* Description of the task
Tally the lines that include "GetComponents". Output the number only.

* Supplied data
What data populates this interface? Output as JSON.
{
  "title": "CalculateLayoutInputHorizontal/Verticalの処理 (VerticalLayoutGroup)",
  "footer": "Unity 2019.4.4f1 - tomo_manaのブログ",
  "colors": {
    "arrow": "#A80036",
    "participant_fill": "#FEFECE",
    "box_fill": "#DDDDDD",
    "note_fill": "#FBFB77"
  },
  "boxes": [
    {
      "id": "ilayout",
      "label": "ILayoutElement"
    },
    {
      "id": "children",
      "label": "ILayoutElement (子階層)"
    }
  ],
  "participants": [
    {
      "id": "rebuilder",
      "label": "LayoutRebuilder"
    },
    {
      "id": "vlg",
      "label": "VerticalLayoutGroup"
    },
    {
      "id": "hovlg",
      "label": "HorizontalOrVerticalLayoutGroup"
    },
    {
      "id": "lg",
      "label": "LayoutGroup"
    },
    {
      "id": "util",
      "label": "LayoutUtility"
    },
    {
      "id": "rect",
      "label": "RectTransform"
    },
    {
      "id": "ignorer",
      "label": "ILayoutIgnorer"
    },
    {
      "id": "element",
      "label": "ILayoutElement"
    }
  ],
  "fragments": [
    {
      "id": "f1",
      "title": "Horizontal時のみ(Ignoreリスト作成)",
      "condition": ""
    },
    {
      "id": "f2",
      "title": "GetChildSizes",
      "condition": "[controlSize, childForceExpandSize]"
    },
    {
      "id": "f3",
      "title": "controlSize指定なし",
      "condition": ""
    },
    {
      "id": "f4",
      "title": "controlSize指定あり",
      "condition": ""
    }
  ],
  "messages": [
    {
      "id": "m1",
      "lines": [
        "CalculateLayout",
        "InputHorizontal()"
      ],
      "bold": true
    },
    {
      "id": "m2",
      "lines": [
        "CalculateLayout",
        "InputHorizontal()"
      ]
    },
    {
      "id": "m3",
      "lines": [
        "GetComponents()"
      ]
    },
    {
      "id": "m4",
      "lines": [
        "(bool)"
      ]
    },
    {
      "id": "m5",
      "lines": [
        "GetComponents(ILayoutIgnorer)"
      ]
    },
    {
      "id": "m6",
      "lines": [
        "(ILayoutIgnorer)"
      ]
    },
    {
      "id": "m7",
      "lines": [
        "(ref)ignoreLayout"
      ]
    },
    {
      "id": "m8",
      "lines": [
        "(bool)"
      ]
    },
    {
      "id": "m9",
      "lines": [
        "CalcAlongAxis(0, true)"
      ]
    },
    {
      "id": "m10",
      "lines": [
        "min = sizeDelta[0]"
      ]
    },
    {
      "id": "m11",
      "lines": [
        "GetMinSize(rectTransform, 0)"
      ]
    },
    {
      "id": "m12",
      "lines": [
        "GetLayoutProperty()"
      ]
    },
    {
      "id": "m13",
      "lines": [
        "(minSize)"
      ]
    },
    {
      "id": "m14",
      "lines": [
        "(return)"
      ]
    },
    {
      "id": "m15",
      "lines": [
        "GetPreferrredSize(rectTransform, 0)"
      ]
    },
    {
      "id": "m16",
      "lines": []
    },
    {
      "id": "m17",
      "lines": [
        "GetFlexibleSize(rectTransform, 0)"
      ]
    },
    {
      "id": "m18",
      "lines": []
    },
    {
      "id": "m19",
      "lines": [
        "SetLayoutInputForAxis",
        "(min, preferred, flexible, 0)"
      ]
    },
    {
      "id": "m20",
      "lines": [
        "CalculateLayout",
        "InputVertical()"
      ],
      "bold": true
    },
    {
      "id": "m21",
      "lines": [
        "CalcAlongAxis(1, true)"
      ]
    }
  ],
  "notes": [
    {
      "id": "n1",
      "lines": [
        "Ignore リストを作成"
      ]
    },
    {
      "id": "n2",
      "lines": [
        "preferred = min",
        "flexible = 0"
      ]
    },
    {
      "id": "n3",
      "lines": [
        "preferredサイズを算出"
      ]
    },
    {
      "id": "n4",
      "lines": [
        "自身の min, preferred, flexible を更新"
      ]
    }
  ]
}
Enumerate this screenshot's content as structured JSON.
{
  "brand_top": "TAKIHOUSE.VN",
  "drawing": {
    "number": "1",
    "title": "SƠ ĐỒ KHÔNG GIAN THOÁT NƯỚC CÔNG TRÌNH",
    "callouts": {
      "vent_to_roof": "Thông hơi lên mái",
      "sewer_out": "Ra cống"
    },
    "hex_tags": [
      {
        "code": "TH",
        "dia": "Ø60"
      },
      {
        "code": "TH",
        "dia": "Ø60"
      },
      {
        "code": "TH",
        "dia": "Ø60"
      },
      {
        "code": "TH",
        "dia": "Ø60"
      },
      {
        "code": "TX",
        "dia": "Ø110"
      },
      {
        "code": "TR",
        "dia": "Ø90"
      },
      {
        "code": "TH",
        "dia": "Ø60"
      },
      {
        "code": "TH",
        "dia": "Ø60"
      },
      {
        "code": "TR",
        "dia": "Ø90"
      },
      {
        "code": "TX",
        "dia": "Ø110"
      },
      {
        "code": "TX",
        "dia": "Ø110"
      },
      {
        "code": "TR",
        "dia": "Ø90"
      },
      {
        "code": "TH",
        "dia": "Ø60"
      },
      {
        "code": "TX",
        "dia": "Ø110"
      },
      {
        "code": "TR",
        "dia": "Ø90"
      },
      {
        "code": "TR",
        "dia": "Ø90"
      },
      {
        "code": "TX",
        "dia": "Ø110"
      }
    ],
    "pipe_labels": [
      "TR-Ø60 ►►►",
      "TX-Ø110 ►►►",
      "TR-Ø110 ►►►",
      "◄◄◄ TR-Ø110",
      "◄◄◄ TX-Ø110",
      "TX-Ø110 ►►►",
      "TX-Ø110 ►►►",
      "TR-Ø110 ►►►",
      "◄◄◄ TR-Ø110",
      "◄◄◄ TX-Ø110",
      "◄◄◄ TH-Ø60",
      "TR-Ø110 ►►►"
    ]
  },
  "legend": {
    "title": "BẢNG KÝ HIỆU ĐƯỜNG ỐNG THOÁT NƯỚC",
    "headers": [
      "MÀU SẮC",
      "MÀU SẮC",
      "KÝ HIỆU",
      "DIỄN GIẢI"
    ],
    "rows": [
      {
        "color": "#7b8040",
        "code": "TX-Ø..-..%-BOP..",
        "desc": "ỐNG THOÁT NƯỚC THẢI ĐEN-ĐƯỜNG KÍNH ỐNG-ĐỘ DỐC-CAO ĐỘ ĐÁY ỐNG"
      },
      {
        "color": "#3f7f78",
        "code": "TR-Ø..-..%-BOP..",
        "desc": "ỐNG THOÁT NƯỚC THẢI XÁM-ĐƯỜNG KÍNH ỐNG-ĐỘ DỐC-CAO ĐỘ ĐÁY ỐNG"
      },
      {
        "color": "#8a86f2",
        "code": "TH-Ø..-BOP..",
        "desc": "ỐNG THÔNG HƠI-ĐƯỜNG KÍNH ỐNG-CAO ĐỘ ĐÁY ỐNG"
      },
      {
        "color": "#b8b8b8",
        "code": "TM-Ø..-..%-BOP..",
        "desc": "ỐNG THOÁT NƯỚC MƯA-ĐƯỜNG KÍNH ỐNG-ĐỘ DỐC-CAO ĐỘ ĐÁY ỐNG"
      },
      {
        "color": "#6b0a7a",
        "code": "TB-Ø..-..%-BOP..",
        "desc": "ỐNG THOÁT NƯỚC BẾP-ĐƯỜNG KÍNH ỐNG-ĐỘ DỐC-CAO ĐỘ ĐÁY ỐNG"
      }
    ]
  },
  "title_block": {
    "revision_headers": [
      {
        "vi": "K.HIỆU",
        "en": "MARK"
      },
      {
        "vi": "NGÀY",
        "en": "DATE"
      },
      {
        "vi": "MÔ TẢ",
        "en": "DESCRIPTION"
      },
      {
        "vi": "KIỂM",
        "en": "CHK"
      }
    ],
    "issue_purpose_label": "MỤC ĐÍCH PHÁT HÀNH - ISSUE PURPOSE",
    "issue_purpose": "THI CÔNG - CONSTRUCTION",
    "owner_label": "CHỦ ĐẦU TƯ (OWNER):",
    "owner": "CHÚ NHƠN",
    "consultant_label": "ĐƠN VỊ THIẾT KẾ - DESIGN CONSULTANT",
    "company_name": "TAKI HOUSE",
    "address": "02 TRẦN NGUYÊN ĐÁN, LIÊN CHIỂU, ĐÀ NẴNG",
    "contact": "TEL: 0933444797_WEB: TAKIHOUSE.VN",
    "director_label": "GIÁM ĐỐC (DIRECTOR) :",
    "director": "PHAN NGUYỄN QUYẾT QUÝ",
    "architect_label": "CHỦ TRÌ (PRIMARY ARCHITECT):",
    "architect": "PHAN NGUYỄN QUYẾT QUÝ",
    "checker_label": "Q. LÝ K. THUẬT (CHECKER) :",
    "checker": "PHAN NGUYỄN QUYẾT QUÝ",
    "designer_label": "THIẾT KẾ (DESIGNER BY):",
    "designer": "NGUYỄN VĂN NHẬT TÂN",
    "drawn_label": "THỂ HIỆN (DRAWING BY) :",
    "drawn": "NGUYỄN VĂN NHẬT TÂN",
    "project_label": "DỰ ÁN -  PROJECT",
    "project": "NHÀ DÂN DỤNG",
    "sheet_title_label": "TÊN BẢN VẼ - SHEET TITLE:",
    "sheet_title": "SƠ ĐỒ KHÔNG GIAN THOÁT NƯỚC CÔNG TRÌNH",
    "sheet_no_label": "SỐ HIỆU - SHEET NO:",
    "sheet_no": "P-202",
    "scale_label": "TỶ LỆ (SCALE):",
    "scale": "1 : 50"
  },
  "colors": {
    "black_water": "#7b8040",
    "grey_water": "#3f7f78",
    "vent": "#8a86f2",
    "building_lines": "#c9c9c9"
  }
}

* Expected answer
2